(Records about charts and figures)
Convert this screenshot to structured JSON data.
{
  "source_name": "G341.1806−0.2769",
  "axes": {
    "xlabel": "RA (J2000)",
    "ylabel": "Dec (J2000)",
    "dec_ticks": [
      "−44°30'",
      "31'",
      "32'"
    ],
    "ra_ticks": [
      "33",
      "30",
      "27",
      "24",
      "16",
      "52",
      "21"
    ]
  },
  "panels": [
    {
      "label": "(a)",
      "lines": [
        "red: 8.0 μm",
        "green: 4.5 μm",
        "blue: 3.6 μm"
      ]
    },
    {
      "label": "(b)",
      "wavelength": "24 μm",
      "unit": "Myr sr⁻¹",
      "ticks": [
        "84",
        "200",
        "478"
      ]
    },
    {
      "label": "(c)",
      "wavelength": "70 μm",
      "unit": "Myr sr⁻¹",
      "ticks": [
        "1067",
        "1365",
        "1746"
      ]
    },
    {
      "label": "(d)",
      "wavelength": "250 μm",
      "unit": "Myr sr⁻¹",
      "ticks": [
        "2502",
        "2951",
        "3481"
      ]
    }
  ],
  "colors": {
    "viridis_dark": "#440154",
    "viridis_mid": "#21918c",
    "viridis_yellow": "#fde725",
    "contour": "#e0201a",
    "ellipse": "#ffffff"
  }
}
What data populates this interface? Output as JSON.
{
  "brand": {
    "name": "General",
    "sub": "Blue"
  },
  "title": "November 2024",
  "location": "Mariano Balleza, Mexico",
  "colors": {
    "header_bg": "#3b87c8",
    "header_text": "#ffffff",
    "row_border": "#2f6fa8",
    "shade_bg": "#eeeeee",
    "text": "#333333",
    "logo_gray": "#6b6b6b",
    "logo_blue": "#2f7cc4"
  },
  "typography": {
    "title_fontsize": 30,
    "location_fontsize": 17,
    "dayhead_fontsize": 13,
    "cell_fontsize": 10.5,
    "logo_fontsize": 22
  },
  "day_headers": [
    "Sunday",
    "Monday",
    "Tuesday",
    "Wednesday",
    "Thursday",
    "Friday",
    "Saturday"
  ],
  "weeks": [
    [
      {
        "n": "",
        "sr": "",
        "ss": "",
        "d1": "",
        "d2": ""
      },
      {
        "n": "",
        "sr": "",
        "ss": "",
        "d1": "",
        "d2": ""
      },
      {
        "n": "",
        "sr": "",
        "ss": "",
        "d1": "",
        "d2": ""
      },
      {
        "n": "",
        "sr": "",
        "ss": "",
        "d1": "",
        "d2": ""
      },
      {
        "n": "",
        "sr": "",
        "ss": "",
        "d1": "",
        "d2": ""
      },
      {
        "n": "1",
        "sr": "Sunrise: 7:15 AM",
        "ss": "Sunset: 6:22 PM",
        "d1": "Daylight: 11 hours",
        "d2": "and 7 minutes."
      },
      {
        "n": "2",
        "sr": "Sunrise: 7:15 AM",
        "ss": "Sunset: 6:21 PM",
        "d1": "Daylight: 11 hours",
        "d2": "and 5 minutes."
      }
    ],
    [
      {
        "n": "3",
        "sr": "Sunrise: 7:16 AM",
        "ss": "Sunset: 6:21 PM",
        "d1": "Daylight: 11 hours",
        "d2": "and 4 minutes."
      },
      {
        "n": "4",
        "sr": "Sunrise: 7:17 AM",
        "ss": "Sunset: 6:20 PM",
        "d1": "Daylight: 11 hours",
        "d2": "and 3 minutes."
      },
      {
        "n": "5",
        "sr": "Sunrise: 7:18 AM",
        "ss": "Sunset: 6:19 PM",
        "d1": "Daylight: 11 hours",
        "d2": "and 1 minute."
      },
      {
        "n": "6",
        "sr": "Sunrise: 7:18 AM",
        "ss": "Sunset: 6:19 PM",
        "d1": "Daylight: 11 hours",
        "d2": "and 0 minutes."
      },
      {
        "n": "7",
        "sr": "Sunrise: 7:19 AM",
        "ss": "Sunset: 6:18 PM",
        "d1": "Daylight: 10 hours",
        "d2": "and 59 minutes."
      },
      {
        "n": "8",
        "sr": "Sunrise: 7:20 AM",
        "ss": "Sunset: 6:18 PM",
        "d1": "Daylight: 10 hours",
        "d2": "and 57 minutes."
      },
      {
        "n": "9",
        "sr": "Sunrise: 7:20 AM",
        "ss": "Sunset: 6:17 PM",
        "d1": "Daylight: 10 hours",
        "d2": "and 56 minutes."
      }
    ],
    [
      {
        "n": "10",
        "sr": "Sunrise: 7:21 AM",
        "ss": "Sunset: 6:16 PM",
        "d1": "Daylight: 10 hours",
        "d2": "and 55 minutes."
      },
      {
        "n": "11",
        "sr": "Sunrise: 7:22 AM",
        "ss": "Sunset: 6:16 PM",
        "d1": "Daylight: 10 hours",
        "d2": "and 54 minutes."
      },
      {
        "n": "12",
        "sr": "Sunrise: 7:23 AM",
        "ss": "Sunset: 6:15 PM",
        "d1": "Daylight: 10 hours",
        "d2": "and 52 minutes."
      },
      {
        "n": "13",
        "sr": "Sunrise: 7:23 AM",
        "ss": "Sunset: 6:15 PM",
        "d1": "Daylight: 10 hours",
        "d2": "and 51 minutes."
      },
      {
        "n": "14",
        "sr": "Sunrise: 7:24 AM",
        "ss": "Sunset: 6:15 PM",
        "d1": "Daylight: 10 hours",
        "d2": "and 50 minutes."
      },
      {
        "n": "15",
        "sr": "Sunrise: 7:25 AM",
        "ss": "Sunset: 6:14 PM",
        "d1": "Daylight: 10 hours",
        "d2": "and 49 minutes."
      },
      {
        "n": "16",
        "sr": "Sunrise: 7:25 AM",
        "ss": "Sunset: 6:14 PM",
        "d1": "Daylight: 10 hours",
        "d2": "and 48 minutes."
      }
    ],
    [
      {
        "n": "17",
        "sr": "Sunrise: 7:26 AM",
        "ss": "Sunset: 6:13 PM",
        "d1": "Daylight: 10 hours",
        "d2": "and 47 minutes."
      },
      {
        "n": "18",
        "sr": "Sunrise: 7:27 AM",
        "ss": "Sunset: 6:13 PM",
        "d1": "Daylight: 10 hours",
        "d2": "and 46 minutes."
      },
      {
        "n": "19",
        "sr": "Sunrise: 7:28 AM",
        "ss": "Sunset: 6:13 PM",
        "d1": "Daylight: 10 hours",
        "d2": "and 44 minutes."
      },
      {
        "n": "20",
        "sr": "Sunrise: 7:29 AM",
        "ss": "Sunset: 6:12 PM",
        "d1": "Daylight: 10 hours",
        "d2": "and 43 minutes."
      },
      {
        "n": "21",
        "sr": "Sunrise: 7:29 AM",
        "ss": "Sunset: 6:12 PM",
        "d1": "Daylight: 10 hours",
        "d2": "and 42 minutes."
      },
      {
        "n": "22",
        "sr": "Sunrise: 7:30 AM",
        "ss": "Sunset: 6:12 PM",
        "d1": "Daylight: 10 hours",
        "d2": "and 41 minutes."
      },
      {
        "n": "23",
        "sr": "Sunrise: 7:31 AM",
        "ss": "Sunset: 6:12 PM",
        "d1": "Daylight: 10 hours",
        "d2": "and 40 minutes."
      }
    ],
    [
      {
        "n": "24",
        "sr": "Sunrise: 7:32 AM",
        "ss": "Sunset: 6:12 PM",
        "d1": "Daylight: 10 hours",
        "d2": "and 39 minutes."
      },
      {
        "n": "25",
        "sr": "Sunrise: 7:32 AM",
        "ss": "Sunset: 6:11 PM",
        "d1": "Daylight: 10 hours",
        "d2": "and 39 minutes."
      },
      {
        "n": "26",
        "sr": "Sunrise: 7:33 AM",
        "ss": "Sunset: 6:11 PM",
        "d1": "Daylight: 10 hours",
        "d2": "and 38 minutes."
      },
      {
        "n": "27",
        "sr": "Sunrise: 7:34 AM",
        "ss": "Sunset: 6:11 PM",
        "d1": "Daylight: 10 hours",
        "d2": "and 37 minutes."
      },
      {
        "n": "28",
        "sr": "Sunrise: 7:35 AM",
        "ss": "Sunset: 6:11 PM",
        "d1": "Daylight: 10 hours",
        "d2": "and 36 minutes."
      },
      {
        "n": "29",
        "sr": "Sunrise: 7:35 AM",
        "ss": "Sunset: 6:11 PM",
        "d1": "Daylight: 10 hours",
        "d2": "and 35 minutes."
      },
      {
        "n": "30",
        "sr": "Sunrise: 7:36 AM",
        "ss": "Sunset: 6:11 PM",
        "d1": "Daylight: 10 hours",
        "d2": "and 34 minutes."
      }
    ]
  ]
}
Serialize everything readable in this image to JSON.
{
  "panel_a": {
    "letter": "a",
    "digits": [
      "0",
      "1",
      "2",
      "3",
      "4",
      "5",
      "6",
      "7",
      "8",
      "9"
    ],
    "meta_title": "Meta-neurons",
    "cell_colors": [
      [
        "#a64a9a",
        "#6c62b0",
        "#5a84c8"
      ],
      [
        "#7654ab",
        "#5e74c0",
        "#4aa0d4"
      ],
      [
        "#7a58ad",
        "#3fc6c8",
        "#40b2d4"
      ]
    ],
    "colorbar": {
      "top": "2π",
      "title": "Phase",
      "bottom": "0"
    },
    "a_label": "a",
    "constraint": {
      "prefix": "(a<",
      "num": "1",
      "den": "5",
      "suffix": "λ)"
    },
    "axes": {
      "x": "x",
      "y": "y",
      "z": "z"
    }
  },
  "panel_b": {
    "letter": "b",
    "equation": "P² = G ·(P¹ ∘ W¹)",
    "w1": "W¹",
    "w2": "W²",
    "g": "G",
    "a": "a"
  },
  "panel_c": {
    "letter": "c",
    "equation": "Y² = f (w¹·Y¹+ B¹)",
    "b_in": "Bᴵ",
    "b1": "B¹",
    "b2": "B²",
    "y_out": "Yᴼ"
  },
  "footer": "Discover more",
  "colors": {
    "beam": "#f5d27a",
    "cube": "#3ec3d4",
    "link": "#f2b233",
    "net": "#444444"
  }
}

Written task: Using the listing above, locate the lines that hold "wavelength" and copy each one.

In response:
      "wavelength": "24 μm",
      "wavelength": "70 μm",
      "wavelength": "250 μm",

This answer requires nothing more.